Le patriarche les a hébergées dans un couvent attenant à l’église et à une école primaire dont les biens, expropriés par l’État, viennent d’être récupérés. L’an dernier, avec le soutien d’un programme de la Fondation Promotion Sociale de la Culture (Promoción Social de la Cultura), ces religieuses accueillirent dans cette école dix familles de réfugiés chrétiens.

Jusqu’à il y a encore peu de temps, un spectateur occidental aurait trouvé invraisemblable que l’on puisse être persécuté au nom de ses croyances. Pourtant, les assassinats et les persécutions qui poussent les populations à venir se réfugier dans nos pays nous font toucher du doigt, en plein XXIème siècle, la réalité du martyre et la nécessité de sauvegarder le droit fondamental à la liberté religieuse.

Hormis la foi, ils ont tout perdu

Pour les membres de cette petite communauté chrétienne de Bagdad, pratiquer leur foi, se retrouver à l’église pour célébrer ensemble les sacrements -tout spécialement la Sainte Messe- est une nécessité vitale. Hormis la foi, ils ont tout perdu. Mais rendre un culte à Dieu dans un environnement hostile, où les églises n’ont parfois plus de toiture, n’est pas évident.

DOCUMENTS FOURNIS.
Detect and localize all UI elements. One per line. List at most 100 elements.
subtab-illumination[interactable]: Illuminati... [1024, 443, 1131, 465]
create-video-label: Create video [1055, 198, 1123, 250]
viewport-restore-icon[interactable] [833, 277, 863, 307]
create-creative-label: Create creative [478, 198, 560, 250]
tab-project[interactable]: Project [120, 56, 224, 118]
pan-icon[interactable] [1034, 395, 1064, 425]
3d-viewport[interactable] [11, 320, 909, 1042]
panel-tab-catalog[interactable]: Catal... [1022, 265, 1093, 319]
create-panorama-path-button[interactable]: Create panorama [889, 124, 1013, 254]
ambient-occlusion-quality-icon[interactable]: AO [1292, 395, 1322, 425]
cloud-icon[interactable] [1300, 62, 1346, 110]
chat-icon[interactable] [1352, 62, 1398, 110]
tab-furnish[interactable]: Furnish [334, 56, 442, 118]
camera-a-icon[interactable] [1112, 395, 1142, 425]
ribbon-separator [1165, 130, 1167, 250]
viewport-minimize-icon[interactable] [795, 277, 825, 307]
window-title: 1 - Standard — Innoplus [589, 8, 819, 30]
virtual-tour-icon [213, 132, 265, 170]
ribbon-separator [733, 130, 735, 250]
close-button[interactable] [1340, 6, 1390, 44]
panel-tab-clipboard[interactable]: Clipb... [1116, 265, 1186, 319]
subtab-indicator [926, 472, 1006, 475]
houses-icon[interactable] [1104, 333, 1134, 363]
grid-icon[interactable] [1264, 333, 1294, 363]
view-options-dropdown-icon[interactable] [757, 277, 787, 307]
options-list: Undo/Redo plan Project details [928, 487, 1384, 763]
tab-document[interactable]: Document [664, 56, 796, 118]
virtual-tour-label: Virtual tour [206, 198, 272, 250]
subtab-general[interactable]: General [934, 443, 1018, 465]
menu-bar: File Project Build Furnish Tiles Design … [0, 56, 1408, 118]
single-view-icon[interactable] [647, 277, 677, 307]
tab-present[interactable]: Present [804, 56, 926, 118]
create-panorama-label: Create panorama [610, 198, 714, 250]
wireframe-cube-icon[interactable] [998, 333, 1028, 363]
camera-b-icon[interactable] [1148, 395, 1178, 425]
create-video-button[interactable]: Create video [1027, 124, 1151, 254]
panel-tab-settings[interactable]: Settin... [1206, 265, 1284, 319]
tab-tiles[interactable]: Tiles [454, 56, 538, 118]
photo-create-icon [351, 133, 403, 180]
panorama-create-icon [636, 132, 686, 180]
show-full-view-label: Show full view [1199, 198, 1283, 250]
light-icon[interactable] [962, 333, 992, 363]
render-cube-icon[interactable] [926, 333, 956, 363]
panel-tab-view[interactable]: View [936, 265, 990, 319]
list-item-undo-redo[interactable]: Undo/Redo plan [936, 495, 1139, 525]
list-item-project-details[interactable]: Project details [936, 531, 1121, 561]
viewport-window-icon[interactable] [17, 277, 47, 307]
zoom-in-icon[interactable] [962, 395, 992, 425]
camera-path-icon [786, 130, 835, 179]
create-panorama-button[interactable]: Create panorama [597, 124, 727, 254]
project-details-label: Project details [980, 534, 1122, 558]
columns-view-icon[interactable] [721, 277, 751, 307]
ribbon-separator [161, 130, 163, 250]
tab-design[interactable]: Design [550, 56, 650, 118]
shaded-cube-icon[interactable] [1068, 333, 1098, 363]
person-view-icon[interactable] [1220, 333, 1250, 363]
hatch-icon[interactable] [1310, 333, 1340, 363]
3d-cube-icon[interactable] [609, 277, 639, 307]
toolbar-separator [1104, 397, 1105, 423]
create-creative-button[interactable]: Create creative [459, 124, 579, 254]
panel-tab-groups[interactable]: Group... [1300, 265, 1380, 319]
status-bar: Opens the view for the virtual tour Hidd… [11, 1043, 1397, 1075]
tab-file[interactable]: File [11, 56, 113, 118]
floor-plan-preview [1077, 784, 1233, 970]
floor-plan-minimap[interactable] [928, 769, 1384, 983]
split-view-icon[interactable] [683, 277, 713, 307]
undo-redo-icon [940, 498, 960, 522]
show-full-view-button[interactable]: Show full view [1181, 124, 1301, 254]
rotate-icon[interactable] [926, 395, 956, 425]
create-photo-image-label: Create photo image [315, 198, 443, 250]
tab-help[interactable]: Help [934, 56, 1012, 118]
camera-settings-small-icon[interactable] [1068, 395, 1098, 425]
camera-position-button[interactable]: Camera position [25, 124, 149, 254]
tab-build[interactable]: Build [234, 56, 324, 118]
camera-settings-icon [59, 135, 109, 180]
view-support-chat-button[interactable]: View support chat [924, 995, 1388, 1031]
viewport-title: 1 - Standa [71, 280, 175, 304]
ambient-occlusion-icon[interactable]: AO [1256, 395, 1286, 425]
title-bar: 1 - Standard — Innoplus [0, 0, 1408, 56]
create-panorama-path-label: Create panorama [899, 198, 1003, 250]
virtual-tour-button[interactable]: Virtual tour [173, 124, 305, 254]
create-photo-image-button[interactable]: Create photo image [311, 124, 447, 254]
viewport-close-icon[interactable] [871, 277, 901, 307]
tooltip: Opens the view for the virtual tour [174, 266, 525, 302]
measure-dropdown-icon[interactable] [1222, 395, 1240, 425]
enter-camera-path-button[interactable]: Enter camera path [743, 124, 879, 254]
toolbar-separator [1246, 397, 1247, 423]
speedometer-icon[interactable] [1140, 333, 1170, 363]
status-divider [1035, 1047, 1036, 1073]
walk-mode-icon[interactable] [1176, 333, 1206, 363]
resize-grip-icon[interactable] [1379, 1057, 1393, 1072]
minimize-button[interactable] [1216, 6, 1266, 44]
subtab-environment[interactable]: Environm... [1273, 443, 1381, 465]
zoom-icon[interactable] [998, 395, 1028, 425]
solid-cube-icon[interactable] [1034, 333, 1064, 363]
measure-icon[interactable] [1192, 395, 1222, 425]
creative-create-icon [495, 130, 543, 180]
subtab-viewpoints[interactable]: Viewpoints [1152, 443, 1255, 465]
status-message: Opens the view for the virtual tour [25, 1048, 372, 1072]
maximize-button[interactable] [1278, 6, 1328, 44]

CONSIGNE.
Résumez en trois phrases le passage sur la communauté chrétienne de Bagdad.

CORRIGÉ.
Hébergées par le patriarche dans un couvent attenant à une église et à une école, des religieuses ont accueilli l'an dernier dix familles de réfugiés chrétiens dans cette école, avec le soutien d'un programme de la Fondation Promotion Sociale de la Culture. Les assassinats et les persécutions au nom des croyances montrent, en plein XXIe siècle, la réalité du martyre et la nécessité de sauvegarder la liberté religieuse. Pour la petite communauté chrétienne de Bagdad, qui a tout perdu hormis la foi, pratiquer cette foi est une nécessité vitale, mais rendre un culte à Dieu dans un environnement hostile n'est pas évident.